*Data shown:*

──────────────────────────────

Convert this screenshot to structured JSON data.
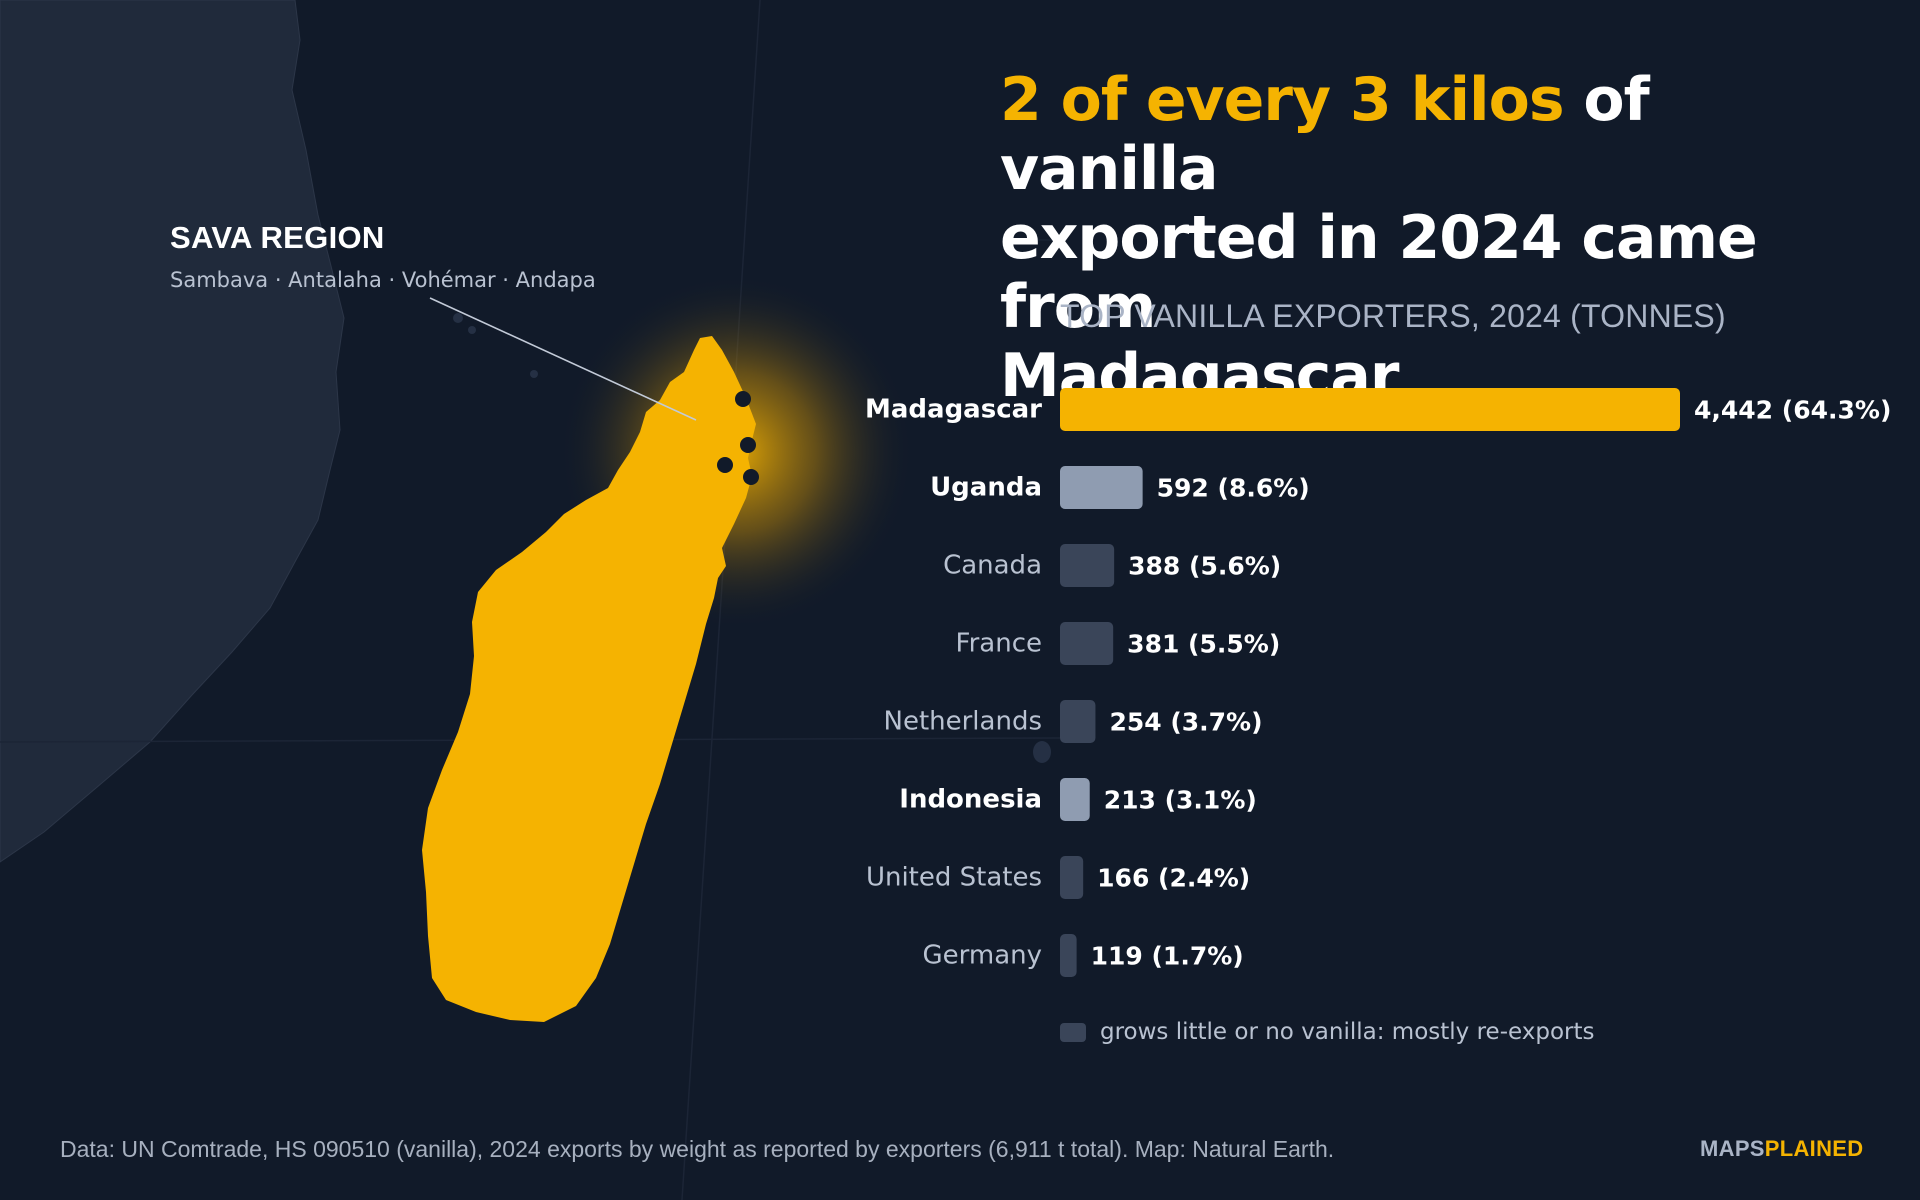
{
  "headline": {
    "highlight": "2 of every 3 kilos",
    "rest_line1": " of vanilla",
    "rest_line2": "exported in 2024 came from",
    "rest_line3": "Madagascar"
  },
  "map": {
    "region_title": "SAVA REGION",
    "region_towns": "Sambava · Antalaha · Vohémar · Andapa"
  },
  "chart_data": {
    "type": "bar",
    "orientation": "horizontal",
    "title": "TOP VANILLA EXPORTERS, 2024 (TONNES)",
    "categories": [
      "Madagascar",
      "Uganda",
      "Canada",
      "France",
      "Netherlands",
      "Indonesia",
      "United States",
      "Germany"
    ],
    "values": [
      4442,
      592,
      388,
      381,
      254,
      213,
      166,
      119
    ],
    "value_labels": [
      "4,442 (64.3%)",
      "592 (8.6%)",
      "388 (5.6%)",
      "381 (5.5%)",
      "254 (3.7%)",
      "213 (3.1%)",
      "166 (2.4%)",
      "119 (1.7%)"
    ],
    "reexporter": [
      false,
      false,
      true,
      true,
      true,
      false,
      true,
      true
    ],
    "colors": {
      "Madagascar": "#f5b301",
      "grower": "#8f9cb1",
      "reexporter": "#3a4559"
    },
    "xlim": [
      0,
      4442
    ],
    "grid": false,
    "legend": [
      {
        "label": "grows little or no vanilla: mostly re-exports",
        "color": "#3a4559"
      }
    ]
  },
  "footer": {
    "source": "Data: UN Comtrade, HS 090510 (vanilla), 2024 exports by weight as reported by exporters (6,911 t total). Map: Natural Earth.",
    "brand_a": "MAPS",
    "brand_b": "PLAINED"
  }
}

──────────────────────────────

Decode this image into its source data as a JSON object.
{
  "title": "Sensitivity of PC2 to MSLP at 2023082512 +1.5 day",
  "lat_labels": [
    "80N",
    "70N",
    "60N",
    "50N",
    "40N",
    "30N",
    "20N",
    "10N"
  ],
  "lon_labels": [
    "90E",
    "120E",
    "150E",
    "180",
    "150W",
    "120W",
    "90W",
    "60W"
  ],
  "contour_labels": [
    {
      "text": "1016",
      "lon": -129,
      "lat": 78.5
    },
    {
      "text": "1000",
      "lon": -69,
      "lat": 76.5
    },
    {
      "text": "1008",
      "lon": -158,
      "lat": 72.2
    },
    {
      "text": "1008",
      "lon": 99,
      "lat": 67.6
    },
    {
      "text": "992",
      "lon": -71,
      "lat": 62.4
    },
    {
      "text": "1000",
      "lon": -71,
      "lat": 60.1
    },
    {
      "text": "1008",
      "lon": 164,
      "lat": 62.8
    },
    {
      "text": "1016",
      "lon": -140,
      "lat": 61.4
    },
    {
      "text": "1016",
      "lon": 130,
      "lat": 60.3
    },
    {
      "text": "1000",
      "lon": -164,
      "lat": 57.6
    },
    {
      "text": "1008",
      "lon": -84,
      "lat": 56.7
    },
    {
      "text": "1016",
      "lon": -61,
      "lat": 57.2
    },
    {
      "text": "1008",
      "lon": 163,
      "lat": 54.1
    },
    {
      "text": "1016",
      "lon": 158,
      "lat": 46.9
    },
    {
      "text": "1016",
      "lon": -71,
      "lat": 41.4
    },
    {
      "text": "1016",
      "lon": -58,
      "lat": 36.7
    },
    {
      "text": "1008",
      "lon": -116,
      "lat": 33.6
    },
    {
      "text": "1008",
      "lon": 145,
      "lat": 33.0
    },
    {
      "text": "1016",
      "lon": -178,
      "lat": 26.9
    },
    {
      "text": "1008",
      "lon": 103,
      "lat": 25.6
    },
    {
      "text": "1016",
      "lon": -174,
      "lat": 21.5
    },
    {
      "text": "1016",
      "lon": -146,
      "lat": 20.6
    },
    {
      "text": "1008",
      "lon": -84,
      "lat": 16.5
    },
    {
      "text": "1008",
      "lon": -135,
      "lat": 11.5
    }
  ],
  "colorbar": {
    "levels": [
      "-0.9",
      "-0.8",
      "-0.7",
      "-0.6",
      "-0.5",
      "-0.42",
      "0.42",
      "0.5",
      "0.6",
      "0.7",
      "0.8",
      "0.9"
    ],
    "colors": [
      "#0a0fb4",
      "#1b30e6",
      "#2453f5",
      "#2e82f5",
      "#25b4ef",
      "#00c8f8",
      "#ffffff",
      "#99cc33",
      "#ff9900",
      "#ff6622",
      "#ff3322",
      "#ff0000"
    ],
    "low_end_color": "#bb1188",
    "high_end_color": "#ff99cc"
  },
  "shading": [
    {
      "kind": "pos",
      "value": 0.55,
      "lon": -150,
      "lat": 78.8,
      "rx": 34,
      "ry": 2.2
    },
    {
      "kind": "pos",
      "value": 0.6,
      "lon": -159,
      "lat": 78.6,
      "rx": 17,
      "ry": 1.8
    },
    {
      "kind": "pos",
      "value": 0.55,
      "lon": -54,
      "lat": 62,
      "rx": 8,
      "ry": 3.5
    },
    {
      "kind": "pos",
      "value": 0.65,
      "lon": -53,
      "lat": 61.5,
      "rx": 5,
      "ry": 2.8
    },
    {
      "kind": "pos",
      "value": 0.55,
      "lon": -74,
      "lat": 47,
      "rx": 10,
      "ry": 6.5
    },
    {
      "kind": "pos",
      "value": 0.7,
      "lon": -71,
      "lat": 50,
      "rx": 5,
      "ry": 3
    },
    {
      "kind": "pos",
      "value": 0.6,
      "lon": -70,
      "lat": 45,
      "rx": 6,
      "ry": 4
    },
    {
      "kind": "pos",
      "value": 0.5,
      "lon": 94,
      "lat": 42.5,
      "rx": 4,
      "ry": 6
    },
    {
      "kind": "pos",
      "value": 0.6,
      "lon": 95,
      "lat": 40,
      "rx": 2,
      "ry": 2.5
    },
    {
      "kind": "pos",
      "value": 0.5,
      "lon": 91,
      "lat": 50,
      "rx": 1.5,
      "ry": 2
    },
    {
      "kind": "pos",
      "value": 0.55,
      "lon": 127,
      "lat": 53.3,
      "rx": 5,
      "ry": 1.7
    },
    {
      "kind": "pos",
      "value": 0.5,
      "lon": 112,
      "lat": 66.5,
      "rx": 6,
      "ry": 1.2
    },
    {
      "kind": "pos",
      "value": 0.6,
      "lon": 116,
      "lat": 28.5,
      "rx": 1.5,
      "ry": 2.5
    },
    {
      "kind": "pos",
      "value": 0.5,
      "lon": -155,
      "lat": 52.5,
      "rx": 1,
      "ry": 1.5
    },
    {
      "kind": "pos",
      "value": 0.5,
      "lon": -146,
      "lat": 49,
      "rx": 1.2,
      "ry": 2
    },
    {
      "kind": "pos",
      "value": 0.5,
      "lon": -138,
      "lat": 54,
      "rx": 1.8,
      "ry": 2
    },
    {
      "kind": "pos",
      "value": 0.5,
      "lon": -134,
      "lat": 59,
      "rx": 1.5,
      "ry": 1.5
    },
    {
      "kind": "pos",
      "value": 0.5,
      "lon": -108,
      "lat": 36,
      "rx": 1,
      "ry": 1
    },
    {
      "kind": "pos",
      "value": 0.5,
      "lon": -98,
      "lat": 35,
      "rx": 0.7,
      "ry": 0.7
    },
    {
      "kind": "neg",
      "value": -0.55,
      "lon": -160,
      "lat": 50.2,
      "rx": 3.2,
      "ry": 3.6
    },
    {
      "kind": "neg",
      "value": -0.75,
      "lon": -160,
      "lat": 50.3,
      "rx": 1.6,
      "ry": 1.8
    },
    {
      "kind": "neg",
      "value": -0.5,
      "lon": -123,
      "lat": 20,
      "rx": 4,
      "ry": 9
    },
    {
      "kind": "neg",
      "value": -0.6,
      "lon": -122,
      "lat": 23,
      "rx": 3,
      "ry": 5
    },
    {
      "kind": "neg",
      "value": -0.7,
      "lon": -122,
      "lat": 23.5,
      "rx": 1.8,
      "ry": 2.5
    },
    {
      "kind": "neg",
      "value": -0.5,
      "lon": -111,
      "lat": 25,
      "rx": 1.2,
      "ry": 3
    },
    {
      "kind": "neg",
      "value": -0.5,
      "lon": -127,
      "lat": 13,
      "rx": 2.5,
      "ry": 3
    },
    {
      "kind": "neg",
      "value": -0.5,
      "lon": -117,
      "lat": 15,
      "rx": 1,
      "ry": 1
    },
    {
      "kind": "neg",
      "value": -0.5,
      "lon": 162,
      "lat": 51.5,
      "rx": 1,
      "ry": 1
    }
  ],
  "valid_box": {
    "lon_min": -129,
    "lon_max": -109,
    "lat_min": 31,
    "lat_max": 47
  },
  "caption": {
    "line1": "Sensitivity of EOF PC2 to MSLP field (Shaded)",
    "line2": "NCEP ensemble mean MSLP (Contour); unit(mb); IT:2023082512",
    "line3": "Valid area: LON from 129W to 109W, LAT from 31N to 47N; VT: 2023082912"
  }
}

──────────────────────────────

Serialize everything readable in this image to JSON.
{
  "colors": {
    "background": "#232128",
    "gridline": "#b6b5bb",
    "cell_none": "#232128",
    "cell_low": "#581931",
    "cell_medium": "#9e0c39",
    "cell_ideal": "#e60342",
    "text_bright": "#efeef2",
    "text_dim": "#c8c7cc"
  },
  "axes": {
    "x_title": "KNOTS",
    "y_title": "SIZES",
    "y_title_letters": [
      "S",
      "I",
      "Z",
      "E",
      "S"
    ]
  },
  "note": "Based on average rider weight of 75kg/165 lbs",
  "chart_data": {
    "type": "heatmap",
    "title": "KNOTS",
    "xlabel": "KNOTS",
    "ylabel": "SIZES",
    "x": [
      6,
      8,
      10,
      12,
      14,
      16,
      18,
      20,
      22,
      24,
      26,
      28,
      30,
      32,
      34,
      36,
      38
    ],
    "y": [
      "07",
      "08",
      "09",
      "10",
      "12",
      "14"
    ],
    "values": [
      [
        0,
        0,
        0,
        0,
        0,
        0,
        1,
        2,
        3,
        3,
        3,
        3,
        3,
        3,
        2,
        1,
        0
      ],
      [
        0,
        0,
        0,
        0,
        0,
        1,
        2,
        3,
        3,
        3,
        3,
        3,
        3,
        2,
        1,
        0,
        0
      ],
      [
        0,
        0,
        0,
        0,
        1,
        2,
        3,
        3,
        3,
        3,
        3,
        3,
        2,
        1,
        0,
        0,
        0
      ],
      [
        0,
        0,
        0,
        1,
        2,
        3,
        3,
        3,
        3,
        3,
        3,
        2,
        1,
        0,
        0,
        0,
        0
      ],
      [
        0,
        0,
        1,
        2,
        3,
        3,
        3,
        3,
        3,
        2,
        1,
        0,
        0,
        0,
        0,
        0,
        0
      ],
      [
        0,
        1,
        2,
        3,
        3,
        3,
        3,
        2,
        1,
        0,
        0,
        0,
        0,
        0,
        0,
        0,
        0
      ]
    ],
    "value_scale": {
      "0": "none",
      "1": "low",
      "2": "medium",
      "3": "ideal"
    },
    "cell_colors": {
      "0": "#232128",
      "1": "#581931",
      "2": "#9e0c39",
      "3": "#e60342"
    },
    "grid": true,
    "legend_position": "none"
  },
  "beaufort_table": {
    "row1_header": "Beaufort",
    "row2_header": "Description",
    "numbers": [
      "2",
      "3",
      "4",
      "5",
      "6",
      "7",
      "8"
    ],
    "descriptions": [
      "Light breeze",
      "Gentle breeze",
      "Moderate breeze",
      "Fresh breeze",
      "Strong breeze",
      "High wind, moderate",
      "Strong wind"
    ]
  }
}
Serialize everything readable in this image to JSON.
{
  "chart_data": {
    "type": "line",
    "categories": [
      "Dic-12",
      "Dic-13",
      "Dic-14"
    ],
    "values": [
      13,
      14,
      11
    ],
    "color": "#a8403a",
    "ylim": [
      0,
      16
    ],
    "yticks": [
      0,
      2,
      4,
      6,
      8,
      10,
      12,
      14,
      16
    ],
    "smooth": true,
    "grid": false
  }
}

──────────────────────────────

*Challenge:* Using the material above, copy every line in which the string "breeze" occurs.

*Result for this task:*
      "Light breeze",
      "Gentle breeze",
      "Moderate breeze",
      "Fresh breeze",
      "Strong breeze",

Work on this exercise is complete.